▸ Supplied information
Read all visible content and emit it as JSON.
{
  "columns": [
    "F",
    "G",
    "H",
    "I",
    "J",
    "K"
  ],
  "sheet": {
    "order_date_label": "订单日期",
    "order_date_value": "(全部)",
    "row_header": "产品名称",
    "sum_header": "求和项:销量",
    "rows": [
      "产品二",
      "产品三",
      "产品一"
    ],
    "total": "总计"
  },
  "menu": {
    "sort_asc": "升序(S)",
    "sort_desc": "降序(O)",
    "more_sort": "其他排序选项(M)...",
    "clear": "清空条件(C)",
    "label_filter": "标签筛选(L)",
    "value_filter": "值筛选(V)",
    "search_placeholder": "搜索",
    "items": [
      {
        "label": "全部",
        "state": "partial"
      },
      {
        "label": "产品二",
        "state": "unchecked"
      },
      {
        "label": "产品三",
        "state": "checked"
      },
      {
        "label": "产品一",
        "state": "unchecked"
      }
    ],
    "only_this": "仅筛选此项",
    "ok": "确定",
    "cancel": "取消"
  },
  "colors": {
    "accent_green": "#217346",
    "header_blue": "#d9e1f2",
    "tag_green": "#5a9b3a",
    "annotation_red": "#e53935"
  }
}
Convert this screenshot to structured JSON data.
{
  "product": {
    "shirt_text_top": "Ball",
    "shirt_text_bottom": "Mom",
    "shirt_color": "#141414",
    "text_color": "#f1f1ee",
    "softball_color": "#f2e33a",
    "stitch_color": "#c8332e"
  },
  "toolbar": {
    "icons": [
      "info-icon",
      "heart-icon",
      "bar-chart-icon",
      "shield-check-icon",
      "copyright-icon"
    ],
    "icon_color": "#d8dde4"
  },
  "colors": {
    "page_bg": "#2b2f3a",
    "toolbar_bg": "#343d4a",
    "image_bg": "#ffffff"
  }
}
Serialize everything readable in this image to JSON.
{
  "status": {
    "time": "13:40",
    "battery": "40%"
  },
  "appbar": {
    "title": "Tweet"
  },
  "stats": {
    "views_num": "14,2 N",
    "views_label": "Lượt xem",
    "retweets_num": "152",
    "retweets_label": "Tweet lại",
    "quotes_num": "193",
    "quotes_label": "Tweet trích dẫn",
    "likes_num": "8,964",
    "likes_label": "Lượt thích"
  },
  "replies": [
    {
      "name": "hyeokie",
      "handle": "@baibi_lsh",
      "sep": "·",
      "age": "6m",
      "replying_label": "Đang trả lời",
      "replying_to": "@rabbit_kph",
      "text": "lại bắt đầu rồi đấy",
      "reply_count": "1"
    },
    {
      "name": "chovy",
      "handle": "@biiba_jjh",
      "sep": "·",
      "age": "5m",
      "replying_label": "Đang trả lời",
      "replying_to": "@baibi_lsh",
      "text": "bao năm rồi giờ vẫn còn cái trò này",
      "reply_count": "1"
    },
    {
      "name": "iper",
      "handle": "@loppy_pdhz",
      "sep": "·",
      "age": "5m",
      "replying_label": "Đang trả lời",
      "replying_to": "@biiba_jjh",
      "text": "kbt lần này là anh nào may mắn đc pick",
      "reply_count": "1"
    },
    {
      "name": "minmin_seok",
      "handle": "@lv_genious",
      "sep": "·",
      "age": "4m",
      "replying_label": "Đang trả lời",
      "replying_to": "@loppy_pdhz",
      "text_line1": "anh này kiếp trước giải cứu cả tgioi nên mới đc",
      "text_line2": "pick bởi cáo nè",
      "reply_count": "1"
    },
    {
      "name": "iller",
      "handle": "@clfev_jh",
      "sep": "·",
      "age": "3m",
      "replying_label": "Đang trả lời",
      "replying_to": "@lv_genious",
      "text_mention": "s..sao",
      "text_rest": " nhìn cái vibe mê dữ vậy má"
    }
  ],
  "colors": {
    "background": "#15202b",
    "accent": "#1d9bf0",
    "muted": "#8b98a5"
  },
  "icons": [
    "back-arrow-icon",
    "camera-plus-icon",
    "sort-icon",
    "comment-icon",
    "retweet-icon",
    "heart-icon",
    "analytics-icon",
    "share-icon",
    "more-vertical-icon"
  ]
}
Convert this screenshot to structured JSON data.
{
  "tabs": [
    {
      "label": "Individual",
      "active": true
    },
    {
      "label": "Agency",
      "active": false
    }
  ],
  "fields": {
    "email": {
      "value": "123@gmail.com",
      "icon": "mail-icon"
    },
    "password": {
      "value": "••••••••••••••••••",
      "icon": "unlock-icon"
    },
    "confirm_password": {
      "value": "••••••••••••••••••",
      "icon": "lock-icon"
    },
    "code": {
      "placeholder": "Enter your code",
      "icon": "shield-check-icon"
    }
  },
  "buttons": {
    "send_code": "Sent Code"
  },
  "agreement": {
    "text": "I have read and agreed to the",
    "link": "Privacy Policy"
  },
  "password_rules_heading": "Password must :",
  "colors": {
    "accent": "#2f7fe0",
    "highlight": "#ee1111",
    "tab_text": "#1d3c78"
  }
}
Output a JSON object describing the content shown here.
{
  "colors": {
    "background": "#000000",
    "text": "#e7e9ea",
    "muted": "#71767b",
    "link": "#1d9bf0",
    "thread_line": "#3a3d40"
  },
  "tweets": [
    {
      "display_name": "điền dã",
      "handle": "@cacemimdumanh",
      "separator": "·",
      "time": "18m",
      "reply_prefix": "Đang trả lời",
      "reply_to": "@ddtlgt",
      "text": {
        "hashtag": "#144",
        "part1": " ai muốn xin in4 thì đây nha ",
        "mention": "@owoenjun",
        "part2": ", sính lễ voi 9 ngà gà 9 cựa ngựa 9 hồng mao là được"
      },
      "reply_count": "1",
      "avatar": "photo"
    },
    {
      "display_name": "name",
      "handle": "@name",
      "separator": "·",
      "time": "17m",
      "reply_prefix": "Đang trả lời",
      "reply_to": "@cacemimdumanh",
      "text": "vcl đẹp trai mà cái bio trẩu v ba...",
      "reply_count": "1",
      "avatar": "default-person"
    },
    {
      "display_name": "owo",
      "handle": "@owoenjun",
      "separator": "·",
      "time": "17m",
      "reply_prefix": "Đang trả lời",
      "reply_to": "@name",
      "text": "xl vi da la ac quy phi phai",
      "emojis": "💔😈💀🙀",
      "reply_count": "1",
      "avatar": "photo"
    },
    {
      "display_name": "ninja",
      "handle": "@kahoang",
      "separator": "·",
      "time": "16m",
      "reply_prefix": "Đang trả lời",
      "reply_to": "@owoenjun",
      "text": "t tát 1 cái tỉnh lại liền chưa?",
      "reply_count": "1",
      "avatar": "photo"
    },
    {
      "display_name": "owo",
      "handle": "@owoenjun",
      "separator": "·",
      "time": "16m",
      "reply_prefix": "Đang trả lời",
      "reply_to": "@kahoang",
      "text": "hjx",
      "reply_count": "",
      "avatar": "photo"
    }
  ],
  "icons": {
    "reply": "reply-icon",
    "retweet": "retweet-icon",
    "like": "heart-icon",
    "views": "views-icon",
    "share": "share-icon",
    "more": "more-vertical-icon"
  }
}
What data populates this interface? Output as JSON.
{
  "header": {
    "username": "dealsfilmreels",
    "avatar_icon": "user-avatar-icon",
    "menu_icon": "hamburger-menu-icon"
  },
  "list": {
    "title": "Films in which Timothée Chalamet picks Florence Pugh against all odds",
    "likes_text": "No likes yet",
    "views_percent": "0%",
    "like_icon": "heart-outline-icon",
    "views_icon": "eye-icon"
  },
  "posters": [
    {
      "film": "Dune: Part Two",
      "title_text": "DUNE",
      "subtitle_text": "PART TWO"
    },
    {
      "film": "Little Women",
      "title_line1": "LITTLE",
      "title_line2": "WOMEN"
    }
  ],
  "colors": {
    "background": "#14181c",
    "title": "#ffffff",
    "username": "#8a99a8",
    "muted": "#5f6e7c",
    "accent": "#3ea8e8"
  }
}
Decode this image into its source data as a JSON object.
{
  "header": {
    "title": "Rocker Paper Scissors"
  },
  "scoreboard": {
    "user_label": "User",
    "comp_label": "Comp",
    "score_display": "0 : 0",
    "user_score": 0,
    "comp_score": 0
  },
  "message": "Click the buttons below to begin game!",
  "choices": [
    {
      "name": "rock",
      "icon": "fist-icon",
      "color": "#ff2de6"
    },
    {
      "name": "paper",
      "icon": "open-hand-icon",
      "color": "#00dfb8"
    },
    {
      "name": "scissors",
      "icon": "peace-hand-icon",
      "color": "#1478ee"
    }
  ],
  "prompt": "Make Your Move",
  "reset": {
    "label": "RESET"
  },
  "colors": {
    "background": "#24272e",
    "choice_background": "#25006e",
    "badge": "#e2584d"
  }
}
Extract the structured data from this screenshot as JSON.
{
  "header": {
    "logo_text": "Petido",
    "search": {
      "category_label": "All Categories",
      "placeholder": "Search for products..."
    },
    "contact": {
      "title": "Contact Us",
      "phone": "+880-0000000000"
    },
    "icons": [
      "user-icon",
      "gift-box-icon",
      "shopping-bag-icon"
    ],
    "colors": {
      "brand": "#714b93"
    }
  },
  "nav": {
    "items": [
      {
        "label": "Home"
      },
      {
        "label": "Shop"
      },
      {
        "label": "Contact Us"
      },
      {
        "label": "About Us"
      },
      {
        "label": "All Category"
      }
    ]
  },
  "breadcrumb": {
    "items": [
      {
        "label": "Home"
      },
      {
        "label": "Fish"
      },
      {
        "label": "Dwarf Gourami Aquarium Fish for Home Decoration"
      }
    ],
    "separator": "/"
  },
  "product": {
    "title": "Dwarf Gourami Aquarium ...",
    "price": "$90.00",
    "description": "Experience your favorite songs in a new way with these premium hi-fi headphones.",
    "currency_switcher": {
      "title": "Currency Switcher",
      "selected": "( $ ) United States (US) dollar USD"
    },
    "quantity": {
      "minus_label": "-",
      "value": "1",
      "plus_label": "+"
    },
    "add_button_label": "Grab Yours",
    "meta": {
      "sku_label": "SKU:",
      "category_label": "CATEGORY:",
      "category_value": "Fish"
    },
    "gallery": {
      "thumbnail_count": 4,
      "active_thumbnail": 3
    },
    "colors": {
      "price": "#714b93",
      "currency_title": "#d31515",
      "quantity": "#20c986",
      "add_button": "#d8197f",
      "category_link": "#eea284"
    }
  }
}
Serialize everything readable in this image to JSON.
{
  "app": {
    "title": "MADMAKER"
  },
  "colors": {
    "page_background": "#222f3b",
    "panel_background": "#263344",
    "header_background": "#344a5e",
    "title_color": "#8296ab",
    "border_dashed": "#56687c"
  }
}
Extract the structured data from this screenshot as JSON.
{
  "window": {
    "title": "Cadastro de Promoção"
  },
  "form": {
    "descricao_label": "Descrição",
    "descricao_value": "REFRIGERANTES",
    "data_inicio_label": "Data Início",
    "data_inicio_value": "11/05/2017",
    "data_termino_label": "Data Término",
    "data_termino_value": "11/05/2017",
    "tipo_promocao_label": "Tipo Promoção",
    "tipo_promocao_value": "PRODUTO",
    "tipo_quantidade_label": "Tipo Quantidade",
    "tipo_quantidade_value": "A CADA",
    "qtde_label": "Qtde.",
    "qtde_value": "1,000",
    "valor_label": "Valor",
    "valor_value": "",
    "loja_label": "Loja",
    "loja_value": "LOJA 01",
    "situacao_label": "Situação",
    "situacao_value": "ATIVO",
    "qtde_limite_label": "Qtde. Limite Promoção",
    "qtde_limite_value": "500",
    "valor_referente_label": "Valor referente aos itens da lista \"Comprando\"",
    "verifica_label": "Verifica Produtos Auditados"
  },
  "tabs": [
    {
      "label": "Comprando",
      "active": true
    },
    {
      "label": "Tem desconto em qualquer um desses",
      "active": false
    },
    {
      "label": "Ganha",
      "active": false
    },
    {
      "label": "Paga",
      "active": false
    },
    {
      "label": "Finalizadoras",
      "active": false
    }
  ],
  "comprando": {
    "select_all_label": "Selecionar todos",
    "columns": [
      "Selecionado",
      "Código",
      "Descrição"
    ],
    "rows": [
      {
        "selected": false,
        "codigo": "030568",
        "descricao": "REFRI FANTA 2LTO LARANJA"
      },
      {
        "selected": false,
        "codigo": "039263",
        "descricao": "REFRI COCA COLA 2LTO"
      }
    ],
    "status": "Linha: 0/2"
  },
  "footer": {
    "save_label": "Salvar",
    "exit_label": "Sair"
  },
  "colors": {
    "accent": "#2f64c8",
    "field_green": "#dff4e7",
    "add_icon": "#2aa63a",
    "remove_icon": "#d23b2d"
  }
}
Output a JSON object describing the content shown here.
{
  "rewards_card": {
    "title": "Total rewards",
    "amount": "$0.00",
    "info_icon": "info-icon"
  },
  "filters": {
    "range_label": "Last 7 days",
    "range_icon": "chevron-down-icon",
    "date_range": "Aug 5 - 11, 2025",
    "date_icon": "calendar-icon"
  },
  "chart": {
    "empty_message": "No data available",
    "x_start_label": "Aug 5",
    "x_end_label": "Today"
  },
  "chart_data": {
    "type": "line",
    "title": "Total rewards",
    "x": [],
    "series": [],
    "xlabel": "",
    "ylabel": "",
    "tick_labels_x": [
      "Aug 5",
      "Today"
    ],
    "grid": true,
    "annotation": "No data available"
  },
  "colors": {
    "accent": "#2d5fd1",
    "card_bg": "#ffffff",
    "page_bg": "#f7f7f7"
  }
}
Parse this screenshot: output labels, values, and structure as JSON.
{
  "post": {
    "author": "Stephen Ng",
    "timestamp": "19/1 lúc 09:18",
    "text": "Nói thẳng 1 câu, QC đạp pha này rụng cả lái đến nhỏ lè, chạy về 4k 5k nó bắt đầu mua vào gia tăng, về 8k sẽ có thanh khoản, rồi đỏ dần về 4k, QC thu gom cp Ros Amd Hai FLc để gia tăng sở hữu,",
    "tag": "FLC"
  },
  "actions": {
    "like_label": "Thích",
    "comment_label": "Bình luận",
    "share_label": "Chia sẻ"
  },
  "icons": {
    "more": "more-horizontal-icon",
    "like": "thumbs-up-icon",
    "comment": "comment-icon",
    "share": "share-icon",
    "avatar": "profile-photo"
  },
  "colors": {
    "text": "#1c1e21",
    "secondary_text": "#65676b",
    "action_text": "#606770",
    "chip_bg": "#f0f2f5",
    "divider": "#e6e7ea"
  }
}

▸ Task goal
Copy every line of the records above that holds the word "shield".

▸ Task answer
      "shield-check-icon",
      "icon": "shield-check-icon"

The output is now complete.